• [THE EXERCISE]: Pictures aside, write out every record exactly as it appears.

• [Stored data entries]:
(begin)

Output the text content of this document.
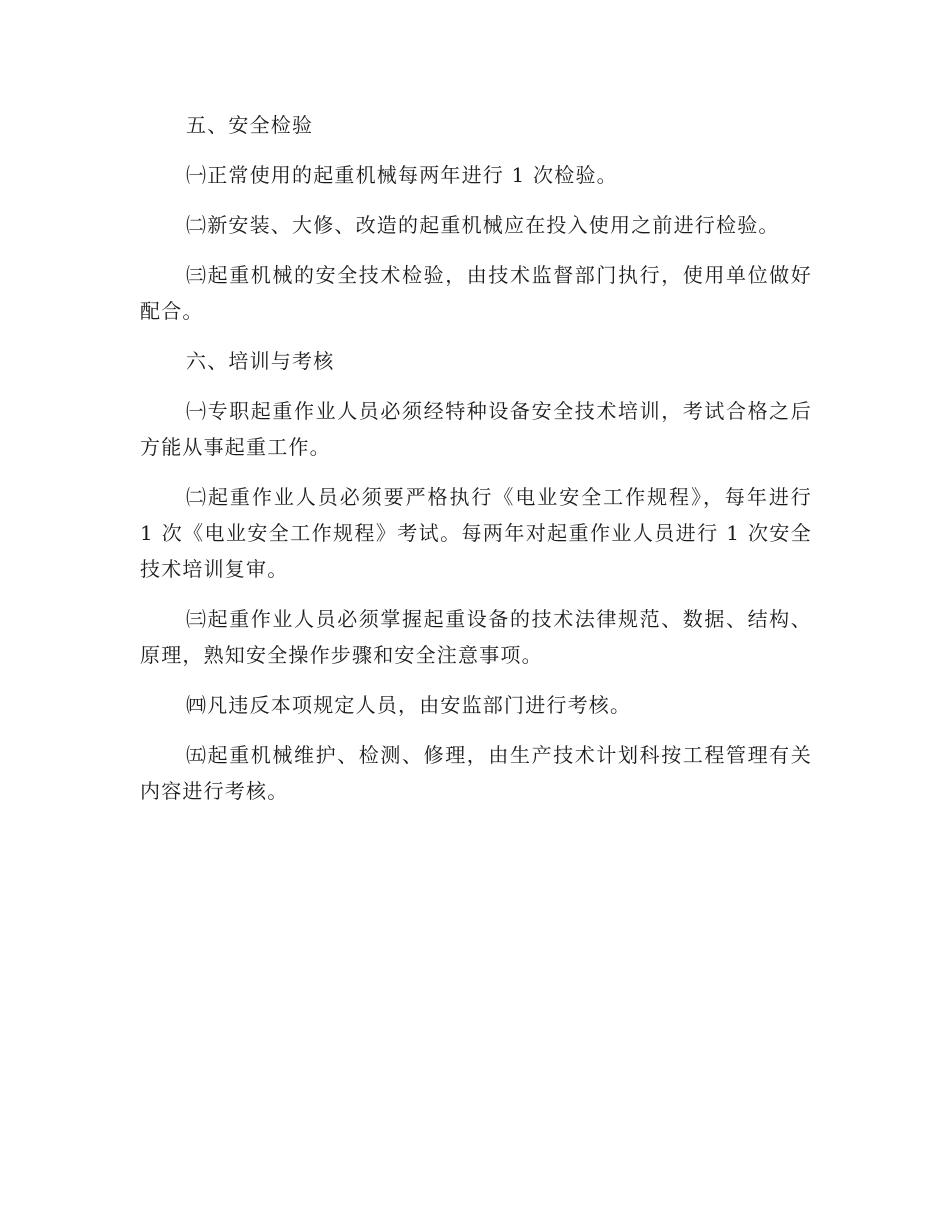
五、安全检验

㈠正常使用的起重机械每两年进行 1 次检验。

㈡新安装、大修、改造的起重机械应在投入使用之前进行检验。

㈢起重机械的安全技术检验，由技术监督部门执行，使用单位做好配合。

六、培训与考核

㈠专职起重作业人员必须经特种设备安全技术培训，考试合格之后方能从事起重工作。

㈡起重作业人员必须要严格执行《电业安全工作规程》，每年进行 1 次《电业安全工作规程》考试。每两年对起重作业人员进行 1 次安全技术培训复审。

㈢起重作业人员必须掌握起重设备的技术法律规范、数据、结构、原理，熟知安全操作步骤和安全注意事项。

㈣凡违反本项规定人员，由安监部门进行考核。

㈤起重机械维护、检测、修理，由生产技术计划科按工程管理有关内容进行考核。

(end)

• [EXERCISE SOLUTION]:
Output the text content of this document.
五、安全检验

㈠正常使用的起重机械每两年进行 1 次检验。

㈡新安装、大修、改造的起重机械应在投入使用之前进行检验。

㈢起重机械的安全技术检验，由技术监督部门执行，使用单位做好配合。

六、培训与考核

㈠专职起重作业人员必须经特种设备安全技术培训，考试合格之后方能从事起重工作。

㈡起重作业人员必须要严格执行《电业安全工作规程》，每年进行 1 次《电业安全工作规程》考试。每两年对起重作业人员进行 1 次安全技术培训复审。

㈢起重作业人员必须掌握起重设备的技术法律规范、数据、结构、原理，熟知安全操作步骤和安全注意事项。

㈣凡违反本项规定人员，由安监部门进行考核。

㈤起重机械维护、检测、修理，由生产技术计划科按工程管理有关内容进行考核。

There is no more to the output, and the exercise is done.